## [EXERCISE INSTRUCTIONS]
Pull out every line below that holds the word "Household".

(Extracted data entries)
———
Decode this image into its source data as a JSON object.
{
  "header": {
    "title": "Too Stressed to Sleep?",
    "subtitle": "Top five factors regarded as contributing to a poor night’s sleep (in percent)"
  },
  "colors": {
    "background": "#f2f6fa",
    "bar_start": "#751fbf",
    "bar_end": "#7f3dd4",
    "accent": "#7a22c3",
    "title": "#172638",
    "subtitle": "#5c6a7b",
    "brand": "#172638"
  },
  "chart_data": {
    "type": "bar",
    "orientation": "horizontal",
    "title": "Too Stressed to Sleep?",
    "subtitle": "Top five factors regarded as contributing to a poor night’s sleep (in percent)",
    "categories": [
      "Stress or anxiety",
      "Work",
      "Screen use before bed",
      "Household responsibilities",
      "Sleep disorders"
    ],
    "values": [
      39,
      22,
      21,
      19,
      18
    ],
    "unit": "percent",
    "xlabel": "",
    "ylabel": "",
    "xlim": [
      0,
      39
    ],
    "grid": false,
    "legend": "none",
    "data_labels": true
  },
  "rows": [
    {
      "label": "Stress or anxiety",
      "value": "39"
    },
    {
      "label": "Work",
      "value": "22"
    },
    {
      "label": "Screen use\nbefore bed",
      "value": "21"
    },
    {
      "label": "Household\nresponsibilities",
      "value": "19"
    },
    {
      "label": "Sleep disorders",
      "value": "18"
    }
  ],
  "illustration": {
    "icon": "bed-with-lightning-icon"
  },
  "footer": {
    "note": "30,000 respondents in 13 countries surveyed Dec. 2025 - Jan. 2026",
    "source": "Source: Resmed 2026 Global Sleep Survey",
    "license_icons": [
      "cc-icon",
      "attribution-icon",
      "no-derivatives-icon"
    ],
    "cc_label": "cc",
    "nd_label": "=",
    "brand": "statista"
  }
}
———
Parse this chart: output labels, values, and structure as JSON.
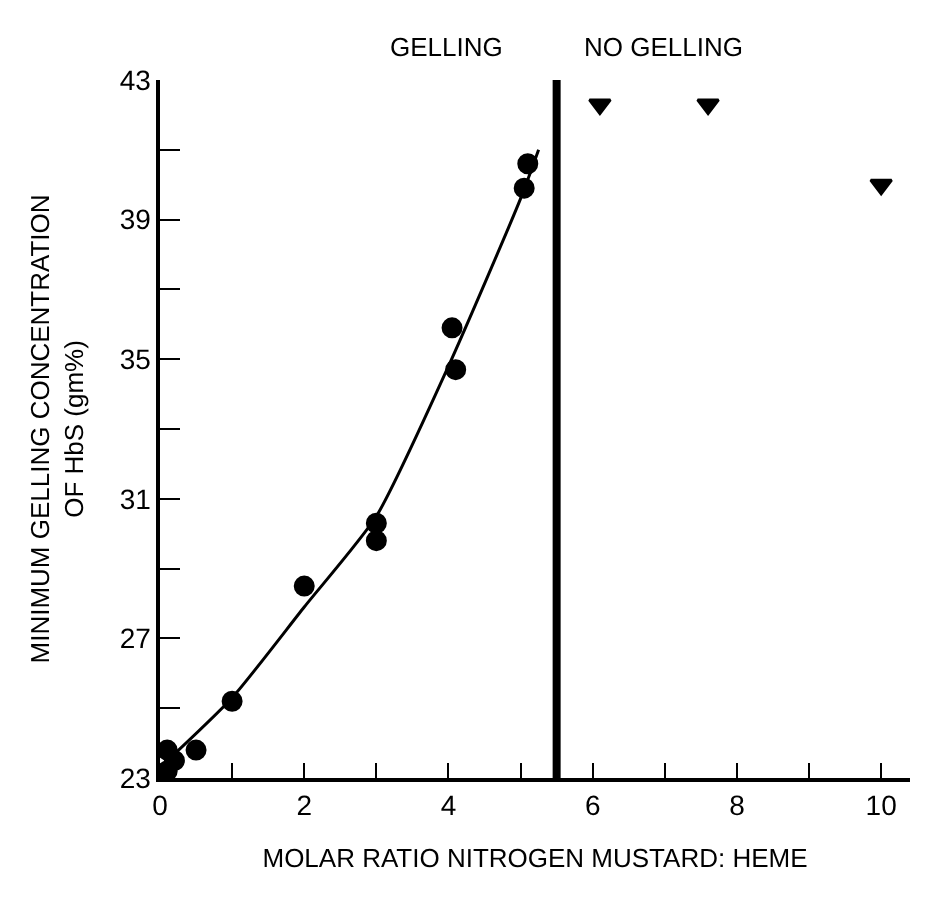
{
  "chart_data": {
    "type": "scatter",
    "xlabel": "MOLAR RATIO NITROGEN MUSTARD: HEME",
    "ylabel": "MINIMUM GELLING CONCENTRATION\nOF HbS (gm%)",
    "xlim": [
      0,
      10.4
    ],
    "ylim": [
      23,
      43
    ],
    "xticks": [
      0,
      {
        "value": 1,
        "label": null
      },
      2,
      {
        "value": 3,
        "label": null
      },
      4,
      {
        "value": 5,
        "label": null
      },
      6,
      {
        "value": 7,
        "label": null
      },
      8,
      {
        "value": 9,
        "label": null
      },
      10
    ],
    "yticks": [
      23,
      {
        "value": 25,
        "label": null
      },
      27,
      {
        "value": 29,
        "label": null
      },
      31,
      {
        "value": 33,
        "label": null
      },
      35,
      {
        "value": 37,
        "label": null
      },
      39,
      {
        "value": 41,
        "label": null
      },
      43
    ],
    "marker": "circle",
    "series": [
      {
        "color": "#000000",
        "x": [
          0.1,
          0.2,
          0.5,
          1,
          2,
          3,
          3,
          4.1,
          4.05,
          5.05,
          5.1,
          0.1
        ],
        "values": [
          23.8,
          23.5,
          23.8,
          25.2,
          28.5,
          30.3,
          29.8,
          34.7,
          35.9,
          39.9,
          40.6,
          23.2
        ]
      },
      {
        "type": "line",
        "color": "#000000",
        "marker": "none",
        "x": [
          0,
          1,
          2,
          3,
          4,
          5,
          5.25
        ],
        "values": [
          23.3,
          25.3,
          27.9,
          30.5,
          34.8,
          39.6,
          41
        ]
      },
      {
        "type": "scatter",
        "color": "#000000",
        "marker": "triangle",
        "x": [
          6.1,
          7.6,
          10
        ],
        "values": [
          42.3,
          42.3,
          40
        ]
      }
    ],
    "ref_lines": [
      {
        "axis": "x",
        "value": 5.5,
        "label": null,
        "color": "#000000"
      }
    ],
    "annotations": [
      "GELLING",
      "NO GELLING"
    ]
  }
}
———
## [TASK SOLUTION]
      "Household responsibilities",
      "label": "Household\nresponsibilities",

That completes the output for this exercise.